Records

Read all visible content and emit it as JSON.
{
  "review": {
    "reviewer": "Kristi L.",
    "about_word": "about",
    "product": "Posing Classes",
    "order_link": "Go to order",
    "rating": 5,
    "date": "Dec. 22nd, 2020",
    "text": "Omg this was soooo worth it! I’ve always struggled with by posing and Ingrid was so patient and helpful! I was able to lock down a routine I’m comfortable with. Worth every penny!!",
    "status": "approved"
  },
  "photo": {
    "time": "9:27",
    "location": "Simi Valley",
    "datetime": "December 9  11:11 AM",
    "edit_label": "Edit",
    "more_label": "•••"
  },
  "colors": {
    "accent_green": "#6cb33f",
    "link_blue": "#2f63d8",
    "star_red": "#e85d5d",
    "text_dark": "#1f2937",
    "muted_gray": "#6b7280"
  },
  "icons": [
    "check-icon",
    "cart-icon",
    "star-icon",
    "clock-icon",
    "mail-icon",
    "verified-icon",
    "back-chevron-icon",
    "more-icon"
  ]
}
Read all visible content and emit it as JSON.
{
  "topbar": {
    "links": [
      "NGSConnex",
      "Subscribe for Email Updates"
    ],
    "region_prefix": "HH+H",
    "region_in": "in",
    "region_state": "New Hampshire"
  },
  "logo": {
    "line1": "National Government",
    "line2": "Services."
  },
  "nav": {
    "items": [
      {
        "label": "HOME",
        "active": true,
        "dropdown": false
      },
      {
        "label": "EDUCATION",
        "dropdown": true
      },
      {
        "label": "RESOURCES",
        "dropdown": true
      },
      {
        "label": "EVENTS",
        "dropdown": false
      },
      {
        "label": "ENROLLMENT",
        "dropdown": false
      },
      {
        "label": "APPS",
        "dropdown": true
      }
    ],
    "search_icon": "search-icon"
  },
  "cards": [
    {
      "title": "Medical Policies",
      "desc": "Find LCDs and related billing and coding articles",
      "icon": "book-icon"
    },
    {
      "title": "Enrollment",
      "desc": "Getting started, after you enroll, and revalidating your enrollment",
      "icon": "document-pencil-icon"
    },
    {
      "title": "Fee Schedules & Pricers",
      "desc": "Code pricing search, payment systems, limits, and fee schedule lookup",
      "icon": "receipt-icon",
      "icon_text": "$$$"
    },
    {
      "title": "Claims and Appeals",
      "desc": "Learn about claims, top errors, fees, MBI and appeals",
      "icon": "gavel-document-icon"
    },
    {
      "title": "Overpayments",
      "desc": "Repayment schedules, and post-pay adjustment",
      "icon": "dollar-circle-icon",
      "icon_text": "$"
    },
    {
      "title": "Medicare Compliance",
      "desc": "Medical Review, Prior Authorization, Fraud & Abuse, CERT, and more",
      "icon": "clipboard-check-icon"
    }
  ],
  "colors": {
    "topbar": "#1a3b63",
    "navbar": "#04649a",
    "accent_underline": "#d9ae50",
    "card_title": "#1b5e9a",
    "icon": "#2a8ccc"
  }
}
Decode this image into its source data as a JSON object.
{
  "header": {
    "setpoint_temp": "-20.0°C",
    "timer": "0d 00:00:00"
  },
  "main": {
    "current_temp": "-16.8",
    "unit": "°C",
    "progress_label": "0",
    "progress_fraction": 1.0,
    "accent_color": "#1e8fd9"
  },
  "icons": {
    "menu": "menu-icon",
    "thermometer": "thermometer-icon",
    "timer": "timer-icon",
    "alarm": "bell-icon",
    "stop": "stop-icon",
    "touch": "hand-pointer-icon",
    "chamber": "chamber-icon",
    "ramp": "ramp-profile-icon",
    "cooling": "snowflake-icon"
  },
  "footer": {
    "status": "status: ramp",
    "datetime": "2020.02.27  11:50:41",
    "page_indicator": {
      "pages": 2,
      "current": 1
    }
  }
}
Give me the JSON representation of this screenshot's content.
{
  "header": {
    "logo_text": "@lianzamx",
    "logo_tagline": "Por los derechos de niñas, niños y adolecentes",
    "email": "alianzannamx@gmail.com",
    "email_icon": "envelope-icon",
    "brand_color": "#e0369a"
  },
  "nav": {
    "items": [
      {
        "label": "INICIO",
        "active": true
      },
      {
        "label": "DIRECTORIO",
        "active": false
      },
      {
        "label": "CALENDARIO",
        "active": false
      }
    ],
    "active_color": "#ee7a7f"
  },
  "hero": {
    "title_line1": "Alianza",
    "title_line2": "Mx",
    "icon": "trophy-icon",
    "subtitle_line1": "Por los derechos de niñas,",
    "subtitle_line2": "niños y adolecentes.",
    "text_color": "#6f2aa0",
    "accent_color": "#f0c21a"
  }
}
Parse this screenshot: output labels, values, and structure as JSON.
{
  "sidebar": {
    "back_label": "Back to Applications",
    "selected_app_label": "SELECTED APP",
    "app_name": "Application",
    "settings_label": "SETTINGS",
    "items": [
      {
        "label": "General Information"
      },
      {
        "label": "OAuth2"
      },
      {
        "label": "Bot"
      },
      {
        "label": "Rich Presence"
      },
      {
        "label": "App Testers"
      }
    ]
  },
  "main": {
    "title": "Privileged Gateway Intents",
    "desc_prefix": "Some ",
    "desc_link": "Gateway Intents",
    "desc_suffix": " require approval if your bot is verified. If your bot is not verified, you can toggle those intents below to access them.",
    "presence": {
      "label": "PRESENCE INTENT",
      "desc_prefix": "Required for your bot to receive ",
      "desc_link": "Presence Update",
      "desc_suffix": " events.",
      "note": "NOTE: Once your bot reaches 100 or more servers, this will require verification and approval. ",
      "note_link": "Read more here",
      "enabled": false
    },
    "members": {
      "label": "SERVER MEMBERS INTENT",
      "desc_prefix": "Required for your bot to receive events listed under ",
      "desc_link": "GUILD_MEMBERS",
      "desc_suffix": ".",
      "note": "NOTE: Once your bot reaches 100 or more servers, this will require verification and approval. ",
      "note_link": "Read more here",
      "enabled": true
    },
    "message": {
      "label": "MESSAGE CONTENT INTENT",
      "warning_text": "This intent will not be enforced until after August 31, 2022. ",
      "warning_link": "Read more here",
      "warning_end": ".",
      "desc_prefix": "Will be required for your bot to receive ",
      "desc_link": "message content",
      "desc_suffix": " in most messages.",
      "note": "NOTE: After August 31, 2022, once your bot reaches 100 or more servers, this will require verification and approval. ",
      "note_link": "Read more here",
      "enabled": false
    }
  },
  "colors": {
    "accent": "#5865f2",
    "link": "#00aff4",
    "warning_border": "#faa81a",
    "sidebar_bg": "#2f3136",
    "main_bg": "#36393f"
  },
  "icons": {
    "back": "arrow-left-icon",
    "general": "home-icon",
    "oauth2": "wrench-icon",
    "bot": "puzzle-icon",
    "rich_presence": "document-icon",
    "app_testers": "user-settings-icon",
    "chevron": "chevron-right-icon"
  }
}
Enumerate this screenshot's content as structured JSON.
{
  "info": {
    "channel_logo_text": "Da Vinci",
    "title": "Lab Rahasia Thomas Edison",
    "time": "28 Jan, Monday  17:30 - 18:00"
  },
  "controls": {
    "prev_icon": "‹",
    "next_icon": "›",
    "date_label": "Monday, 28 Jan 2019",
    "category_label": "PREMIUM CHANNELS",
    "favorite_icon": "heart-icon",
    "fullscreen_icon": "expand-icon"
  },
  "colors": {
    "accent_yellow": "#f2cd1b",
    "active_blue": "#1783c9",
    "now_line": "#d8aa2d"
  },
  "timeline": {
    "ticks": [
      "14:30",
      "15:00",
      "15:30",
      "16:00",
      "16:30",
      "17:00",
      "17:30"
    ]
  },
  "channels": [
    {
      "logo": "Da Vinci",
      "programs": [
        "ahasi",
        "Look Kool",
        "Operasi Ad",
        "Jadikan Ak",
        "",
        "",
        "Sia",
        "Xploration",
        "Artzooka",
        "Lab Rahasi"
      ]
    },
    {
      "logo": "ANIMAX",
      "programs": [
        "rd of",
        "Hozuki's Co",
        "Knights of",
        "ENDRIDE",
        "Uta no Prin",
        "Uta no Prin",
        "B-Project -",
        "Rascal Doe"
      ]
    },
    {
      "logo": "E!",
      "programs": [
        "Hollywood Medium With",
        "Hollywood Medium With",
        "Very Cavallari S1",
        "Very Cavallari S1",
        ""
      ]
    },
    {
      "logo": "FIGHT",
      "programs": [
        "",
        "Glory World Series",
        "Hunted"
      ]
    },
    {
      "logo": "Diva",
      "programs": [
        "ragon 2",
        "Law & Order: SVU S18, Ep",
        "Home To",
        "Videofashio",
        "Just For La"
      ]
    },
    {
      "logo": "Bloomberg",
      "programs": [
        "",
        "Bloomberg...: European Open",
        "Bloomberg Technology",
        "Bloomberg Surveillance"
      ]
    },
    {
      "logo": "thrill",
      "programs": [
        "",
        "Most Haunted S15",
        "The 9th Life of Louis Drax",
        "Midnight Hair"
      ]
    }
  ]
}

Task to carry out: Keep only those lines of the records that hold "status", and return them.

Answer:
    "status": "approved"
    "status": "status: ramp",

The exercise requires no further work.